Sunday, September 23, 2012

The Trapdoor Delight

I did not quite comprehend with Warren’s beliefs of a ‘lifetime holding’ during my early investing career. It was later when I understood that lifetime holding of a stock did not mean ‘buy it, shut it and forget it’. It is because Business landscape changes so frequently that it can devour a very successful company in no time. 75% of the fortune 500 companies that existed 20 years ago have disappeared. The very thing we are sure is that future is going to be very different. A Kodak moment can happen to any business.  Lifetime holding means no less work in analyzing a stock. It requires a persistently examining eye to know that HDFC bank with 9 branches would grow to have more than 3000 branches in 16 years, that they have being incessantly growing quater o quater by 25% for past several years. And With that knowledge, holding on to it during such period, is a lifetime investment.
On the other hand there are investors who specialize in situational opportunities; they use the very rapidly changing and uncertain business economics to their advantage. They work on special situations. They enter the trapdoors that others frown upon. I met one such investor,   Rahul Paliwal who invests only in exceptional condition, trap doors. He waits patiently for policy to be passed, ban lifted, patents infringed, war waged or fraud revealed.  This person has been holding on to Hawkins for a long period of time although it has not performed brilliantly in this period. He is working on the knowledge that there is unmet demand for their cookers that was not served due to deteriorated labour relations and an order of Pollution Control Board to cease operations as they were allegedly producing polluting effluents. Rahul knows that it is a matter of time before they work the approvals through. He admits that this is a hard job, requiring him to be on top of things, but the returns have an honest upsides and situational investing is all he does. The FDI in retail is a case in point and I had highlighted this in a previous blog although one never knows when it will really materialize. Kingfisher or the UB Spirits were also trapdoors of special situation and so were Satyam computer, when the scam was revealed.

**Data extract:**
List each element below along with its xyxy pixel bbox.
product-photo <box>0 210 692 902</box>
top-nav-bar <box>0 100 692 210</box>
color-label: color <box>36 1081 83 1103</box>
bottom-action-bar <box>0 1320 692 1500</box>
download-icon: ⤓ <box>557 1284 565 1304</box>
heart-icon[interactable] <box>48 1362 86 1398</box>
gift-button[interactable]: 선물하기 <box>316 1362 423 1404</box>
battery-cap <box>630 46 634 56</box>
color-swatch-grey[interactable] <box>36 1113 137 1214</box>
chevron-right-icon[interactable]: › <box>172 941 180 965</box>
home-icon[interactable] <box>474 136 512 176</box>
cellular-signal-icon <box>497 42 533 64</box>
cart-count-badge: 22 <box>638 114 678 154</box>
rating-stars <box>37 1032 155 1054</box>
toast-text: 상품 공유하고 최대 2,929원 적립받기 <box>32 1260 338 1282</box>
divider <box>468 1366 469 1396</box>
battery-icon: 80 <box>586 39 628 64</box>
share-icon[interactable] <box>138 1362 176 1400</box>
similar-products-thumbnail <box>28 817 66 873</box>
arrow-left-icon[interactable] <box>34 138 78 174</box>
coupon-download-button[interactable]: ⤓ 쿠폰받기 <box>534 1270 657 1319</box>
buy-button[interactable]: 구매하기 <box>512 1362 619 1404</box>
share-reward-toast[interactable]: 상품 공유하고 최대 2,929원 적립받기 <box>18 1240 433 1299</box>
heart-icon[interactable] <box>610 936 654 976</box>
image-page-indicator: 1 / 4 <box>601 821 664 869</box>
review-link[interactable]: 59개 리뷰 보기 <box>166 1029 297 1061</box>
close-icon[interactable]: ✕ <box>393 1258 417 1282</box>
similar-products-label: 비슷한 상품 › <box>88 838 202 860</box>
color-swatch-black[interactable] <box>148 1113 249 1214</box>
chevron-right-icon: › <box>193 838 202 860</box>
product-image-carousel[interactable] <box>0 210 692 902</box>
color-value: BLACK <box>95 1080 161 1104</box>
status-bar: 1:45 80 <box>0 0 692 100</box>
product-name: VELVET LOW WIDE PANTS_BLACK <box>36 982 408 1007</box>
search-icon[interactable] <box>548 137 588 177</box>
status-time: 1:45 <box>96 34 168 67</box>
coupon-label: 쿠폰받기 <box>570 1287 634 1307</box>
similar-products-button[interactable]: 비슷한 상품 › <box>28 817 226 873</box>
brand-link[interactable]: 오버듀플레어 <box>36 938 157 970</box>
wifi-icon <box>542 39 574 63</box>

**Task set:**
a: List every condition that the blog post on trapdoor investing says Rahul Paliwal waits for.
b: Update the blog post on trapdoor investing, starting at "I did not quite" and ending at "a lifetime investment.", with "stock" replaced by "share".
c: Take the blog post on trapdoor investing further from where it stops.
The records play no part in this work.

**Results in order:**
a:
- policy to be passed
- ban lifted
- patents infringed
- war waged
- fraud revealed

b:
I did not quite comprehend with Warren’s beliefs of a ‘lifetime holding’ during my early investing career. It was later when I understood that lifetime holding of a share did not mean ‘buy it, shut it and forget it’. It is because Business landscape changes so frequently that it can devour a very successful company in no time. 75% of the fortune 500 companies that existed 20 years ago have disappeared. The very thing we are sure is that future is going to be very different. A Kodak moment can happen to any business.  Lifetime holding means no less work in analyzing a share. It requires a persistently examining eye to know that HDFC bank with 9 branches would grow to have more than 3000 branches in 16 years, that they have being incessantly growing quater o quater by 25% for past several years. And With that knowledge, holding on to it during such period, is a lifetime investment.

c:
To put an element of investing perspective in it, I may say that there are opportunities that exist based on arbitrage of either time or information. Investing Opportunities that exist for a brief period of time or based on specialized knowledge, dilute in their essence with time or upon event happening.
This method of investing must not be confused with speculation based on tips. Hence it requires knowledge of fundamental analysis and that of business- economics. Rahul is currently investing in another special situation stock that he expects to give him a mutibagger returns.
I would not recommend this to the uninitiated and it would be ideal for serious investors willing to commit time and take those risks. As David madden says through one of his characters ‘a person who risks nothing, does nothing and has nothing’.
Meanwhile my exotic PMS managed by a well known fund manager has severely underperformed my own Nfty ETF investments by a huge margin.
Our cumulative learning over time proves high sounding, exotic investments from elite fund managers does not better the returns from effortless investments with low charges.
http://blog.learninvest.in/

3 comments:

Naresh Pisharody said...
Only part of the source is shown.